= Task inputs =

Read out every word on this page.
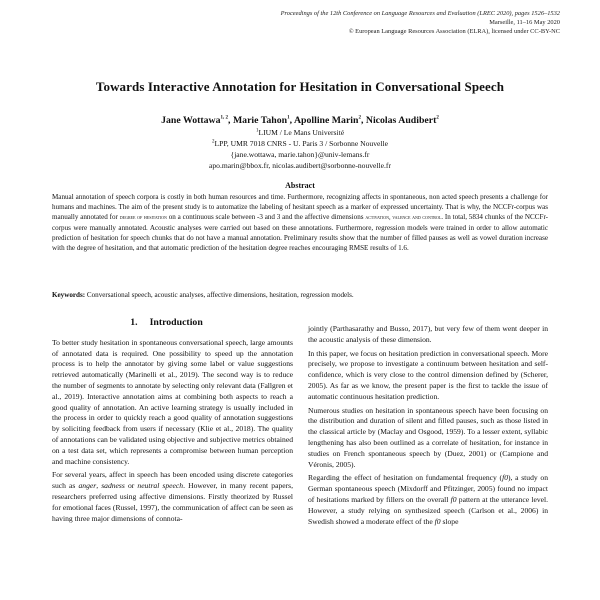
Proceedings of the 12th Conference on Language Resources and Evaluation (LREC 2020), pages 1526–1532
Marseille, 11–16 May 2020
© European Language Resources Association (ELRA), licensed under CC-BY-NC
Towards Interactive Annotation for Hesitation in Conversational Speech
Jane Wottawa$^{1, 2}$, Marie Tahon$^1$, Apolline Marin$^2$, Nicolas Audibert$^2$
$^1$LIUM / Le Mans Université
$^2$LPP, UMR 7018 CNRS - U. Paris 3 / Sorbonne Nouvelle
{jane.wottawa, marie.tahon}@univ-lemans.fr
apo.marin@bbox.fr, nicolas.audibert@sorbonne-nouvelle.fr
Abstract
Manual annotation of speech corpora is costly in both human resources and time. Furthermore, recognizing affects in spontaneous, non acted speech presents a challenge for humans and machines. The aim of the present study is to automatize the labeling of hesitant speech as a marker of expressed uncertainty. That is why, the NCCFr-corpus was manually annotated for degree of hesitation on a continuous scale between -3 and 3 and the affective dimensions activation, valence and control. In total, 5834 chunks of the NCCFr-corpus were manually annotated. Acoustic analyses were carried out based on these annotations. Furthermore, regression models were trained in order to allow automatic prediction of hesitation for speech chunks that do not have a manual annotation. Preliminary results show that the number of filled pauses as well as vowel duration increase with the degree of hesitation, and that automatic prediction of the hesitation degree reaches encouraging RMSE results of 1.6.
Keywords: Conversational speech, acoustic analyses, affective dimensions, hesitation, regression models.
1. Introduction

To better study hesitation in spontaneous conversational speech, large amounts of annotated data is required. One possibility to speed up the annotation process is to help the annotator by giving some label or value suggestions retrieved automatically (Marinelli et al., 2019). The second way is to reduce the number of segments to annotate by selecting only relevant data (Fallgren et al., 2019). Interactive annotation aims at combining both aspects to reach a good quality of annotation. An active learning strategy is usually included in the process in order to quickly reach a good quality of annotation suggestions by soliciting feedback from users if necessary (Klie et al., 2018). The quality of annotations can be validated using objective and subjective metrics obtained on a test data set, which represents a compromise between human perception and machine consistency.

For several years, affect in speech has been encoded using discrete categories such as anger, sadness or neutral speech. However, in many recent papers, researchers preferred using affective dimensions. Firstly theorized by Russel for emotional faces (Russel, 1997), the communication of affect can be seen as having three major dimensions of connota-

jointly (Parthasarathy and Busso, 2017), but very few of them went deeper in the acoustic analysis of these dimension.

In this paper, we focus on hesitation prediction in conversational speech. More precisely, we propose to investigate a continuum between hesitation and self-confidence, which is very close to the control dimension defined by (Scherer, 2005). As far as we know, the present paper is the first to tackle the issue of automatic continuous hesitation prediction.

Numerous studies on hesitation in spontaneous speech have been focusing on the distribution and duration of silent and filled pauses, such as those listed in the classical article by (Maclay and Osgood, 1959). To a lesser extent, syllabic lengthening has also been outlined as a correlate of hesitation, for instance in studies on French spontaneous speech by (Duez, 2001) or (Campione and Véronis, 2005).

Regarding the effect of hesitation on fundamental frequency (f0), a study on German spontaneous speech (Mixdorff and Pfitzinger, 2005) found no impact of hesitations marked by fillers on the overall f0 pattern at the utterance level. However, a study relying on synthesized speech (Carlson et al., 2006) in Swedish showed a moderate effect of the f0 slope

--

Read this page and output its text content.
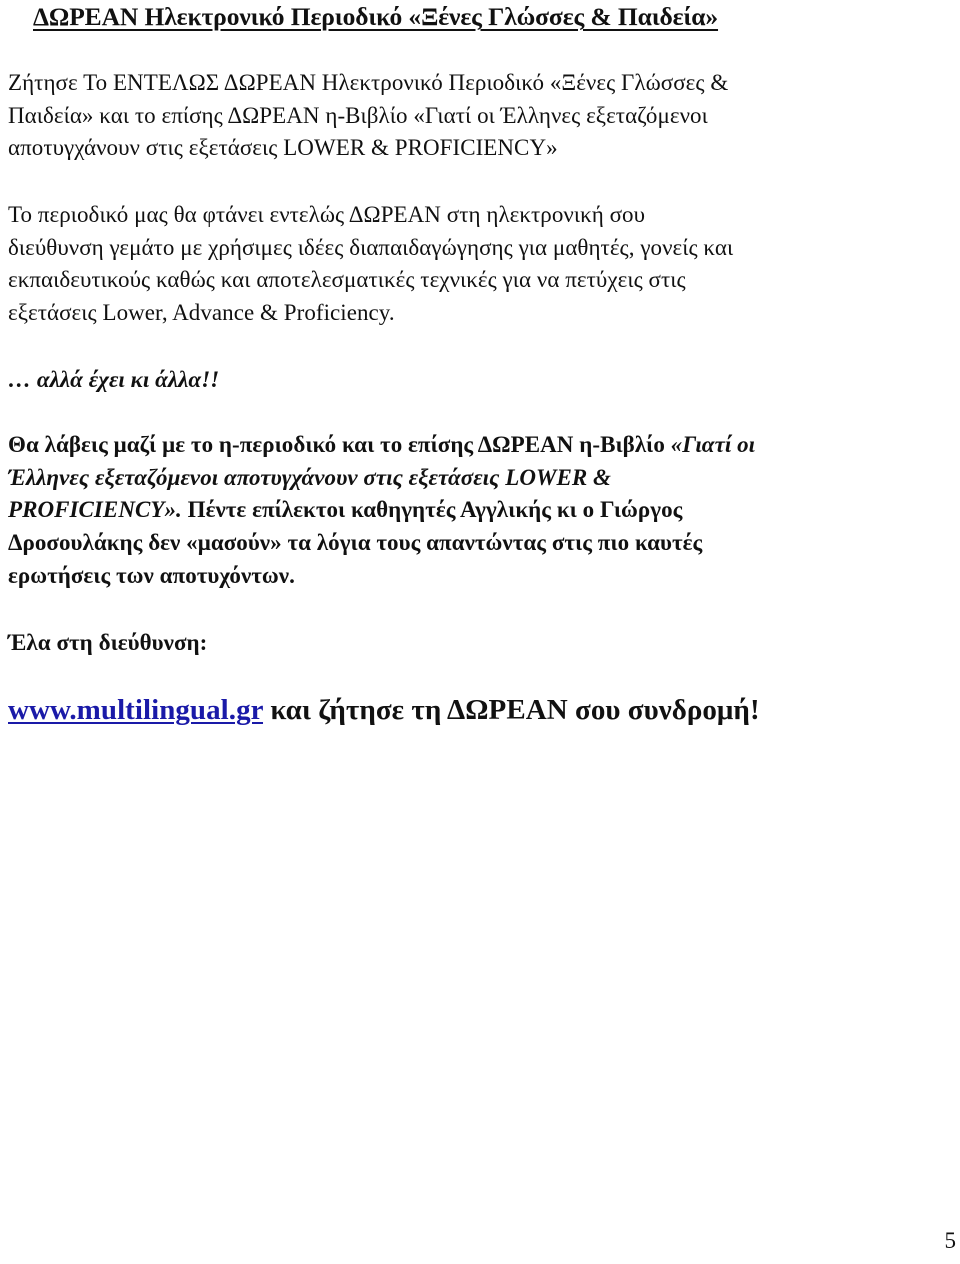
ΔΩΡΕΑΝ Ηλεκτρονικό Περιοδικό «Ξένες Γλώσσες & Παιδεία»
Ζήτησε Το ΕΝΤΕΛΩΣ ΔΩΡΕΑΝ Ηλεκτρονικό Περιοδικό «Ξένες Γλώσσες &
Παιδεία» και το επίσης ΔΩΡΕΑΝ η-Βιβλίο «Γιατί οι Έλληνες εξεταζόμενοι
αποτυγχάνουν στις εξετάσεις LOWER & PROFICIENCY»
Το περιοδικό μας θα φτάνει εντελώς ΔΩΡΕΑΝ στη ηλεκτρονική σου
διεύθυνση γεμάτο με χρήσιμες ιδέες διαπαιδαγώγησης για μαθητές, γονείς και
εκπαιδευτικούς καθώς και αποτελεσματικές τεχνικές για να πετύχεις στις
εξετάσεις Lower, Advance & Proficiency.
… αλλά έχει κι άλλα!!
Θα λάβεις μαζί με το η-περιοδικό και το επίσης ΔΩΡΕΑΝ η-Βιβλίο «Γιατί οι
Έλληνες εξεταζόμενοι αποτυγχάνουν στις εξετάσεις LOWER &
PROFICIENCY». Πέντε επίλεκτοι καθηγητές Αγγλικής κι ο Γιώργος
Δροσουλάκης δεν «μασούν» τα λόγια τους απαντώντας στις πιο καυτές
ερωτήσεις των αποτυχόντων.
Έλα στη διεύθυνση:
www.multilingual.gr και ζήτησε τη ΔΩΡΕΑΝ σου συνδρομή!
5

= Work to be completed =
Count the lines that hold the string "Γιατί" and state that number alone.

= The reply =
2